| Job |
Reproduce the records from their first line through the line containing "sidebar-divider [4,308,144,309]", replacing "Floppy Disk" with "USB Drive" and leaving everything else unchanged.

| Material provided |
......

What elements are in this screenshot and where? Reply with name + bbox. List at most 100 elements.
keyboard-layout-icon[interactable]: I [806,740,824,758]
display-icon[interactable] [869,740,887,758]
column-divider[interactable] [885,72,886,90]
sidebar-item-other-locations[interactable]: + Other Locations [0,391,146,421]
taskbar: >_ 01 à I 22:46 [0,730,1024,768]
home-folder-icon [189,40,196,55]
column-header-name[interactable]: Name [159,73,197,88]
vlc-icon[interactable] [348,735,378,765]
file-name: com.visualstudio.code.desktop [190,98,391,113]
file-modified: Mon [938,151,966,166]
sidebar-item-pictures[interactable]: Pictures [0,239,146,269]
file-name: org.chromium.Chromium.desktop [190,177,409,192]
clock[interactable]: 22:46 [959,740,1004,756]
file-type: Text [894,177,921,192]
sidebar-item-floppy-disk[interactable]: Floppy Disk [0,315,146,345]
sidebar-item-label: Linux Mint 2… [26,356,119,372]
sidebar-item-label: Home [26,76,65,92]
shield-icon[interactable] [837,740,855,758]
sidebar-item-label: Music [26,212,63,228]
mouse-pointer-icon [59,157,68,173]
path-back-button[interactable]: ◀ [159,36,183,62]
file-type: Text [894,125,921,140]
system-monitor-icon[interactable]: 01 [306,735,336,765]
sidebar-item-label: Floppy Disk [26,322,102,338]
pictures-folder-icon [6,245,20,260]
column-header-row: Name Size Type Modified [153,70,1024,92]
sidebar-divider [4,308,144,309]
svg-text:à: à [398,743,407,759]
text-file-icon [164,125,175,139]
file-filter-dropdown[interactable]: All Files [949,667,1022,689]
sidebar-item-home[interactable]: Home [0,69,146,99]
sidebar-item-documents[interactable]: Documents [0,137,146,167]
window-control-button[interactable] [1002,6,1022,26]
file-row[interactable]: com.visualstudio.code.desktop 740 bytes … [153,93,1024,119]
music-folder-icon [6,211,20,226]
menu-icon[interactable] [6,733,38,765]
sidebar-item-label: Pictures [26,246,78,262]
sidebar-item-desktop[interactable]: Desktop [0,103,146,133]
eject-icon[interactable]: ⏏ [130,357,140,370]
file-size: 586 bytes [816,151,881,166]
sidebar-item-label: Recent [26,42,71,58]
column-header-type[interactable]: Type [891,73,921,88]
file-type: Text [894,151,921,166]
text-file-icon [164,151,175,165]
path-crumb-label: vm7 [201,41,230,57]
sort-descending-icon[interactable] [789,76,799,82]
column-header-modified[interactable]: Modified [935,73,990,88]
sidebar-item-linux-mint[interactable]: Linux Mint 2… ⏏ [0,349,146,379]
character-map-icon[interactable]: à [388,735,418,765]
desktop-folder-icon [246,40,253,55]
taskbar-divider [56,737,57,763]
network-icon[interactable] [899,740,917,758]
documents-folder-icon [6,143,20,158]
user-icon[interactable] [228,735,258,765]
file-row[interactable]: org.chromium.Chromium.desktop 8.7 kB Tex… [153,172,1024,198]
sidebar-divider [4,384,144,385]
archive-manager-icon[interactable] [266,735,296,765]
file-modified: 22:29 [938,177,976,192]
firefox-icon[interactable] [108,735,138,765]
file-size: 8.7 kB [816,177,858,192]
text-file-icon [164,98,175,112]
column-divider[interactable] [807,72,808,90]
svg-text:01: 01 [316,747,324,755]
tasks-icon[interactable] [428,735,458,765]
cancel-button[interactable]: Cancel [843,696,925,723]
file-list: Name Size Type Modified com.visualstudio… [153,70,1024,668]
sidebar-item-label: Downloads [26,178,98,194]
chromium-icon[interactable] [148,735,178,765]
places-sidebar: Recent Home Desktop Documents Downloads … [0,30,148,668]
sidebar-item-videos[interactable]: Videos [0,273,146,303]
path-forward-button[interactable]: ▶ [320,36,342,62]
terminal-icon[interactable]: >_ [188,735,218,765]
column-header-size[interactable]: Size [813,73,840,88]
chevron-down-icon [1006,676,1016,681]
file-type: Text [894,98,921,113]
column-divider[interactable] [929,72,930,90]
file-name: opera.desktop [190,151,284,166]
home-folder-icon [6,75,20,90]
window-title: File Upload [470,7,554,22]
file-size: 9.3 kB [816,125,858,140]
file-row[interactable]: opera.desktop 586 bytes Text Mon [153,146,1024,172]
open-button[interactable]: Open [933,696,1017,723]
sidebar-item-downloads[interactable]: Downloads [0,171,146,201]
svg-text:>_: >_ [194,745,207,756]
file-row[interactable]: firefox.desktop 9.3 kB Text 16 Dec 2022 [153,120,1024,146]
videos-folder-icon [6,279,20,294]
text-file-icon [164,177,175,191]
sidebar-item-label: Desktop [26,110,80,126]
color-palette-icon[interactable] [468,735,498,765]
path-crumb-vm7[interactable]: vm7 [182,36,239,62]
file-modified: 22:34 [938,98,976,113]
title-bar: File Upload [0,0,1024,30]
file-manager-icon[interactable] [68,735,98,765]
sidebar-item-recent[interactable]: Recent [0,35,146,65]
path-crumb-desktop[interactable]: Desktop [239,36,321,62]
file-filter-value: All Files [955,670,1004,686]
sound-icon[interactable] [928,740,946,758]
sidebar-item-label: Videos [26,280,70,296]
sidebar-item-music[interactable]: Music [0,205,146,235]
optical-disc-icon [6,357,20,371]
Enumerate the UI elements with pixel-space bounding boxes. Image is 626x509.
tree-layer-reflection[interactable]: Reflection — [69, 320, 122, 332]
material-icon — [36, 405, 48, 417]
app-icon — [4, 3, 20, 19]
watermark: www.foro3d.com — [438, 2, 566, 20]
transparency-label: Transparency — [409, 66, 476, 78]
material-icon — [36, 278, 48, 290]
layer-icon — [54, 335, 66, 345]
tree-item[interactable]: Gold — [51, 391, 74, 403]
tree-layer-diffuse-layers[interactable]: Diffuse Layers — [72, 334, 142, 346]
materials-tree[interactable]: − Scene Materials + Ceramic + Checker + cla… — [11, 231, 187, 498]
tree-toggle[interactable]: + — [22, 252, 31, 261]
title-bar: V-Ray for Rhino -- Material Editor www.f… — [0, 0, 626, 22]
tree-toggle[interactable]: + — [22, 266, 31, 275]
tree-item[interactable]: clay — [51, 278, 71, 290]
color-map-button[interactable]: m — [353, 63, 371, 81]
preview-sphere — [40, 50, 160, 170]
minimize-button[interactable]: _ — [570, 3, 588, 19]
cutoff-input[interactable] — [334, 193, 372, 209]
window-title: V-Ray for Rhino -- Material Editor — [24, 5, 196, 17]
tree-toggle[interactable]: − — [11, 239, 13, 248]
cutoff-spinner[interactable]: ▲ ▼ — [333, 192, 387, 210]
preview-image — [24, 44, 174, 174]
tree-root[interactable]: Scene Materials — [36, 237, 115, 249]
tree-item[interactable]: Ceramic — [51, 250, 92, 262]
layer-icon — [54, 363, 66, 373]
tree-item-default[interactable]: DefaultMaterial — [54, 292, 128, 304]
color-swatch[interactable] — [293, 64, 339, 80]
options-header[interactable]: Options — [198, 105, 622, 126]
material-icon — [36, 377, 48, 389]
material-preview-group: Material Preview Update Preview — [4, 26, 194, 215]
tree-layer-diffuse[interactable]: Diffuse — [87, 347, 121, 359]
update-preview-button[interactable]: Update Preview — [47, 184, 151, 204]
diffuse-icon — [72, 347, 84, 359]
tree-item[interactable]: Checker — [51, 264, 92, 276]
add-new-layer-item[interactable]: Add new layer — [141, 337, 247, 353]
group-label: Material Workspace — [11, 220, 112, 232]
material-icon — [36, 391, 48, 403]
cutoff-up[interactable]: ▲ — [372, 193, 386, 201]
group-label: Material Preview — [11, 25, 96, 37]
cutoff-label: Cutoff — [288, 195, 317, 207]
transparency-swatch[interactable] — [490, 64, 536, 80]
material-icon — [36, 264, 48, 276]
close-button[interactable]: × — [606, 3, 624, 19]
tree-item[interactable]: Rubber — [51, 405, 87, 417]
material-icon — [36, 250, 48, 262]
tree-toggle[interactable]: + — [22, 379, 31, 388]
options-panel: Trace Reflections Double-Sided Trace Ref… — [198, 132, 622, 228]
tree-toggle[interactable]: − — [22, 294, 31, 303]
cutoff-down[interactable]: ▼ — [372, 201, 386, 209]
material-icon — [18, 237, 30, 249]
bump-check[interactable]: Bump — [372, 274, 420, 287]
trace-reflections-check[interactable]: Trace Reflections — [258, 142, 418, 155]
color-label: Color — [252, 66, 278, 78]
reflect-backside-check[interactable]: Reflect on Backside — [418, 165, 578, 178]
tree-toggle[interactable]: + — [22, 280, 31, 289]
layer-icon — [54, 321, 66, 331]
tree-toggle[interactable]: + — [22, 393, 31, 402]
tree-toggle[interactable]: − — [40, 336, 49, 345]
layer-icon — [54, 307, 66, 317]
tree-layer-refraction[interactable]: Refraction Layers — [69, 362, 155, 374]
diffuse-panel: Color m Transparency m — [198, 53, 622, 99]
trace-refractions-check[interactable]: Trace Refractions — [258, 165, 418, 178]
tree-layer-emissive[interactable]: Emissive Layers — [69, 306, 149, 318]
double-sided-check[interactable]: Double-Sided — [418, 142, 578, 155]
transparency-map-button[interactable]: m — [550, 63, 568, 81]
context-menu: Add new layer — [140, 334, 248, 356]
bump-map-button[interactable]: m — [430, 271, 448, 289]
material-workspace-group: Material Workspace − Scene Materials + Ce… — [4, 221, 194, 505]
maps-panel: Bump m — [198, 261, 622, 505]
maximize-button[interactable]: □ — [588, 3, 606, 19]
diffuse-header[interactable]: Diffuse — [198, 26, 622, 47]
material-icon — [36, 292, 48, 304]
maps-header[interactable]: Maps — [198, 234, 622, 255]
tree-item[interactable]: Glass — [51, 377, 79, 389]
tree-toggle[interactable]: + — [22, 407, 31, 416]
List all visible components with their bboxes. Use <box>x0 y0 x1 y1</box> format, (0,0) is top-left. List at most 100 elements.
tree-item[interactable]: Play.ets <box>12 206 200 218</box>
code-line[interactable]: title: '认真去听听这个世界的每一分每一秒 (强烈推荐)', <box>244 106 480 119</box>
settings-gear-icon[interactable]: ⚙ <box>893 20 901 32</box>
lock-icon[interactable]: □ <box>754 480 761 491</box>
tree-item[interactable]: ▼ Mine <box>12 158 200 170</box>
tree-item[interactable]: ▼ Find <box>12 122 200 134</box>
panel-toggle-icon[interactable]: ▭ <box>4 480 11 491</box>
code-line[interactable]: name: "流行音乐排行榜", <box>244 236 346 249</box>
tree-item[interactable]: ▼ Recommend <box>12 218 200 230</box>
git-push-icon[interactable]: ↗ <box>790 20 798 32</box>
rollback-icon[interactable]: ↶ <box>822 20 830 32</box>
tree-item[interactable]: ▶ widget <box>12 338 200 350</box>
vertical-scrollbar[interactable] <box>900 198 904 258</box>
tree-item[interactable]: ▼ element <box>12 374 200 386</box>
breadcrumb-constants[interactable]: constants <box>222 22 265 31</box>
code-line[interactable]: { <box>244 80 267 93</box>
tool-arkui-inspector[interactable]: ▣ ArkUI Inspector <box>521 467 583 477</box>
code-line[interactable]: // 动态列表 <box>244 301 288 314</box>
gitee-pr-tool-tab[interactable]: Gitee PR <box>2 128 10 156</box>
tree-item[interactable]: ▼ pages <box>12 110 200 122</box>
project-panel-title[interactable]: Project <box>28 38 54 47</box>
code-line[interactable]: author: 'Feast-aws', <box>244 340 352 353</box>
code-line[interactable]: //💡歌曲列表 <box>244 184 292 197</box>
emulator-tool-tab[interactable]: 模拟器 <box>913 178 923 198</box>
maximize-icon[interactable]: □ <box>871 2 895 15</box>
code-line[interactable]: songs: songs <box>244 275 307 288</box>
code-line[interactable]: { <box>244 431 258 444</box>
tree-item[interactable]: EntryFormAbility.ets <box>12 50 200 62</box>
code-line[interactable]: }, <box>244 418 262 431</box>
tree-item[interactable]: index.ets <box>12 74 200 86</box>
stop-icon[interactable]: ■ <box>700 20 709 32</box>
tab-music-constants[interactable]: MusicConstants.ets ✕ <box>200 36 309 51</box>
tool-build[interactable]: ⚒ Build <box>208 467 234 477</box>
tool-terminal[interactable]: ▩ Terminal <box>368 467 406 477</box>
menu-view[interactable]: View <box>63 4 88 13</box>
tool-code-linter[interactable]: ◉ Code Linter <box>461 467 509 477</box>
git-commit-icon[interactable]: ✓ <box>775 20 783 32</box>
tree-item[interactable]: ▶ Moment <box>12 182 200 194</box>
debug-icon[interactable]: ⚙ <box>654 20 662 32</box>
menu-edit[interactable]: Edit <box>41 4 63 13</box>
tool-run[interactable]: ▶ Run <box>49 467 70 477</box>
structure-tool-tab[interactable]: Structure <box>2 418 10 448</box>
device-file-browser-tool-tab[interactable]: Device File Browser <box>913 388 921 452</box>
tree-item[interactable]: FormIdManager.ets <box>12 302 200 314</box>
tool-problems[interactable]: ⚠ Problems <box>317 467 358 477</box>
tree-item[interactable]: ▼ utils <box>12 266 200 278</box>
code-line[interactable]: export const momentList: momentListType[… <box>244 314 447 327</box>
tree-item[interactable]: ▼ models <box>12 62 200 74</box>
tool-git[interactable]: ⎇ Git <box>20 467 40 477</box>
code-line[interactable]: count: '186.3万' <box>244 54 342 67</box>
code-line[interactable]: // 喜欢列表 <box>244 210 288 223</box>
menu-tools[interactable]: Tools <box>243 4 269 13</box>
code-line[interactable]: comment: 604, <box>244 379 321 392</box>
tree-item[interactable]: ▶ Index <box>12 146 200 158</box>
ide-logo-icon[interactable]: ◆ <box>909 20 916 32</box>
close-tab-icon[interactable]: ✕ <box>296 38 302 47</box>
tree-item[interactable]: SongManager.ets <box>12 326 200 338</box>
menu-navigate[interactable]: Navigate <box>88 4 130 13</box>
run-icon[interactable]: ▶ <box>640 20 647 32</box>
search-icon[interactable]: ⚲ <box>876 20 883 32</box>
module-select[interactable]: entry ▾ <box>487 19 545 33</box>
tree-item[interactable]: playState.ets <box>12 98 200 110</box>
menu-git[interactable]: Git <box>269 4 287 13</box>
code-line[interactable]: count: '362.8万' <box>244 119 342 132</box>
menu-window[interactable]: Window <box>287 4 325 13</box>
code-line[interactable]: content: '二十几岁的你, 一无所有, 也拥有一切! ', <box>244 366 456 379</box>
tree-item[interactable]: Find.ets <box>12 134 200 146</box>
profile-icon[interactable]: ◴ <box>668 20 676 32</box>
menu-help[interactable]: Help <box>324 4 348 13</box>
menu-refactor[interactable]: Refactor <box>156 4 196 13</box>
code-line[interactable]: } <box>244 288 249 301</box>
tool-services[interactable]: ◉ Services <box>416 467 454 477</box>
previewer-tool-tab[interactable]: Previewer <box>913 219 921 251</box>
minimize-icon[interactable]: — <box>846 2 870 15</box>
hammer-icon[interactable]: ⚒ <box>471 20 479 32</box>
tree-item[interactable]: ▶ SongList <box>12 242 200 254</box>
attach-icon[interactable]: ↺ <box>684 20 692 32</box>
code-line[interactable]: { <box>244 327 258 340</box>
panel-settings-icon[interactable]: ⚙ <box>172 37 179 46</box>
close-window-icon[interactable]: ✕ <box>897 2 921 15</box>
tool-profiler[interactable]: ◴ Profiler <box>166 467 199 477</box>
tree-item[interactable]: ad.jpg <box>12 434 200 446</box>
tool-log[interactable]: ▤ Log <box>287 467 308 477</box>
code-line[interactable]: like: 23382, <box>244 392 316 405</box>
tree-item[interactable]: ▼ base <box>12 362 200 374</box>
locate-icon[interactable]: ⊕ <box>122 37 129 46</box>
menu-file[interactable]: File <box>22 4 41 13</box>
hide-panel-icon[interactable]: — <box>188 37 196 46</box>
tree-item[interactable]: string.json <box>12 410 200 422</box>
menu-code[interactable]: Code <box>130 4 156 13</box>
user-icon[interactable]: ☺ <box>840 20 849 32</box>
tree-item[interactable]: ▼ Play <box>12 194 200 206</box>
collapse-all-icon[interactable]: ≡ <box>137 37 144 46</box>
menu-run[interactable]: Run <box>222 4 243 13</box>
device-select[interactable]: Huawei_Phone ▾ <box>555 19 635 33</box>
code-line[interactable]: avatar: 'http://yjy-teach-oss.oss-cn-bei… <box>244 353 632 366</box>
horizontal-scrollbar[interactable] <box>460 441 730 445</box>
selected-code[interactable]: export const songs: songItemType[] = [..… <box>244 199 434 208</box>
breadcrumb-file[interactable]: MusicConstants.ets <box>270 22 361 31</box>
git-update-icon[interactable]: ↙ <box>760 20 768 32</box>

......

| Solution to this exercise |
What elements are in this screenshot and where? Reply with name + bbox. List at most 100 elements.
keyboard-layout-icon[interactable]: I [806,740,824,758]
display-icon[interactable] [869,740,887,758]
column-divider[interactable] [885,72,886,90]
sidebar-item-other-locations[interactable]: + Other Locations [0,391,146,421]
taskbar: >_ 01 à I 22:46 [0,730,1024,768]
home-folder-icon [189,40,196,55]
column-header-name[interactable]: Name [159,73,197,88]
vlc-icon[interactable] [348,735,378,765]
file-name: com.visualstudio.code.desktop [190,98,391,113]
file-modified: Mon [938,151,966,166]
sidebar-item-pictures[interactable]: Pictures [0,239,146,269]
file-name: org.chromium.Chromium.desktop [190,177,409,192]
clock[interactable]: 22:46 [959,740,1004,756]
file-type: Text [894,177,921,192]
sidebar-item-floppy-disk[interactable]: USB Drive [0,315,146,345]
sidebar-item-label: Linux Mint 2… [26,356,119,372]
sidebar-item-label: Home [26,76,65,92]
shield-icon[interactable] [837,740,855,758]
sidebar-item-label: Music [26,212,63,228]
mouse-pointer-icon [59,157,68,173]
path-back-button[interactable]: ◀ [159,36,183,62]
file-type: Text [894,125,921,140]
system-monitor-icon[interactable]: 01 [306,735,336,765]
sidebar-item-label: USB Drive [26,322,102,338]
pictures-folder-icon [6,245,20,260]
column-header-row: Name Size Type Modified [153,70,1024,92]
sidebar-divider [4,308,144,309]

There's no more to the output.